= Data section =
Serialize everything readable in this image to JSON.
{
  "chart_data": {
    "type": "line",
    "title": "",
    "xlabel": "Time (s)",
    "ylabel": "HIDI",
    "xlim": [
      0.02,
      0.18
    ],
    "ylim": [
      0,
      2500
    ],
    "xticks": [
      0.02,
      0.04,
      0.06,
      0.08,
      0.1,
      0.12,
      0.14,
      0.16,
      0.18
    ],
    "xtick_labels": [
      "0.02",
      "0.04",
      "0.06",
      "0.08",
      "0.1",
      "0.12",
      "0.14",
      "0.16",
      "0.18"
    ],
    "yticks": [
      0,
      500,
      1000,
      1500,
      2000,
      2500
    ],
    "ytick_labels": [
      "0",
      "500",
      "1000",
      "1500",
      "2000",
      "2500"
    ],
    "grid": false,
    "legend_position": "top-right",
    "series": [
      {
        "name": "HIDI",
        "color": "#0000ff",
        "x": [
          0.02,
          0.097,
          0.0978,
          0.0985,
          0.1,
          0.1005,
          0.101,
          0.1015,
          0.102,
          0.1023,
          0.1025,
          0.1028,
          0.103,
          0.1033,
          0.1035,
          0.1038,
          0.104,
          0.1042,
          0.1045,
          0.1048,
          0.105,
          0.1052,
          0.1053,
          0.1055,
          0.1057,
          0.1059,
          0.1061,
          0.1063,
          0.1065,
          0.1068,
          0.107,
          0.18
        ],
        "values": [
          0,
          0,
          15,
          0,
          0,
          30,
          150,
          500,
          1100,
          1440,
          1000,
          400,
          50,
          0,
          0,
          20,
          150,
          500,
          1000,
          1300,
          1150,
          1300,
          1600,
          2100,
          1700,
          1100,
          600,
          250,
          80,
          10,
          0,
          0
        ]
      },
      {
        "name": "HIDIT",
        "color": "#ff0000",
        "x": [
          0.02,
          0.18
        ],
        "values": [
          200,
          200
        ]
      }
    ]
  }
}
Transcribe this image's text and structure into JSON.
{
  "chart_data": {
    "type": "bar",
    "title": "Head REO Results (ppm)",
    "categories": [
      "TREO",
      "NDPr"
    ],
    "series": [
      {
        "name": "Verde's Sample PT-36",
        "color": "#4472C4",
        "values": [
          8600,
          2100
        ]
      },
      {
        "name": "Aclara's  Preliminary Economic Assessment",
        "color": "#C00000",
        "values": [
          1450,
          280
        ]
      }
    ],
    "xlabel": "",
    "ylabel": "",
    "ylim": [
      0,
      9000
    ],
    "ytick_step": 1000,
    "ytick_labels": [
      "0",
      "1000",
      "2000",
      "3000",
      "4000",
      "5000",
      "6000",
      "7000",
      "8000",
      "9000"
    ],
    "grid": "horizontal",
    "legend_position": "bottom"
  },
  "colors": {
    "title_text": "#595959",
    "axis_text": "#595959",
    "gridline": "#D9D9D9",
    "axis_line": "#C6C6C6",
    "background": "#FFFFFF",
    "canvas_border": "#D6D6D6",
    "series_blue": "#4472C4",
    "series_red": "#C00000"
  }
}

= Stated exercise =
Without omitting anything, output the entries exactly.

= Result of the exercise =
Serialize everything readable in this image to JSON.
{
  "chart_data": {
    "type": "line",
    "title": "",
    "xlabel": "Time (s)",
    "ylabel": "HIDI",
    "xlim": [
      0.02,
      0.18
    ],
    "ylim": [
      0,
      2500
    ],
    "xticks": [
      0.02,
      0.04,
      0.06,
      0.08,
      0.1,
      0.12,
      0.14,
      0.16,
      0.18
    ],
    "xtick_labels": [
      "0.02",
      "0.04",
      "0.06",
      "0.08",
      "0.1",
      "0.12",
      "0.14",
      "0.16",
      "0.18"
    ],
    "yticks": [
      0,
      500,
      1000,
      1500,
      2000,
      2500
    ],
    "ytick_labels": [
      "0",
      "500",
      "1000",
      "1500",
      "2000",
      "2500"
    ],
    "grid": false,
    "legend_position": "top-right",
    "series": [
      {
        "name": "HIDI",
        "color": "#0000ff",
        "x": [
          0.02,
          0.097,
          0.0978,
          0.0985,
          0.1,
          0.1005,
          0.101,
          0.1015,
          0.102,
          0.1023,
          0.1025,
          0.1028,
          0.103,
          0.1033,
          0.1035,
          0.1038,
          0.104,
          0.1042,
          0.1045,
          0.1048,
          0.105,
          0.1052,
          0.1053,
          0.1055,
          0.1057,
          0.1059,
          0.1061,
          0.1063,
          0.1065,
          0.1068,
          0.107,
          0.18
        ],
        "values": [
          0,
          0,
          15,
          0,
          0,
          30,
          150,
          500,
          1100,
          1440,
          1000,
          400,
          50,
          0,
          0,
          20,
          150,
          500,
          1000,
          1300,
          1150,
          1300,
          1600,
          2100,
          1700,
          1100,
          600,
          250,
          80,
          10,
          0,
          0
        ]
      },
      {
        "name": "HIDIT",
        "color": "#ff0000",
        "x": [
          0.02,
          0.18
        ],
        "values": [
          200,
          200
        ]
      }
    ]
  }
}
Transcribe this image's text and structure into JSON.
{
  "chart_data": {
    "type": "bar",
    "title": "Head REO Results (ppm)",
    "categories": [
      "TREO",
      "NDPr"
    ],
    "series": [
      {
        "name": "Verde's Sample PT-36",
        "color": "#4472C4",
        "values": [
          8600,
          2100
        ]
      },
      {
        "name": "Aclara's  Preliminary Economic Assessment",
        "color": "#C00000",
        "values": [
          1450,
          280
        ]
      }
    ],
    "xlabel": "",
    "ylabel": "",
    "ylim": [
      0,
      9000
    ],
    "ytick_step": 1000,
    "ytick_labels": [
      "0",
      "1000",
      "2000",
      "3000",
      "4000",
      "5000",
      "6000",
      "7000",
      "8000",
      "9000"
    ],
    "grid": "horizontal",
    "legend_position": "bottom"
  },
  "colors": {
    "title_text": "#595959",
    "axis_text": "#595959",
    "gridline": "#D9D9D9",
    "axis_line": "#C6C6C6",
    "background": "#FFFFFF",
    "canvas_border": "#D6D6D6",
    "series_blue": "#4472C4",
    "series_red": "#C00000"
  }
}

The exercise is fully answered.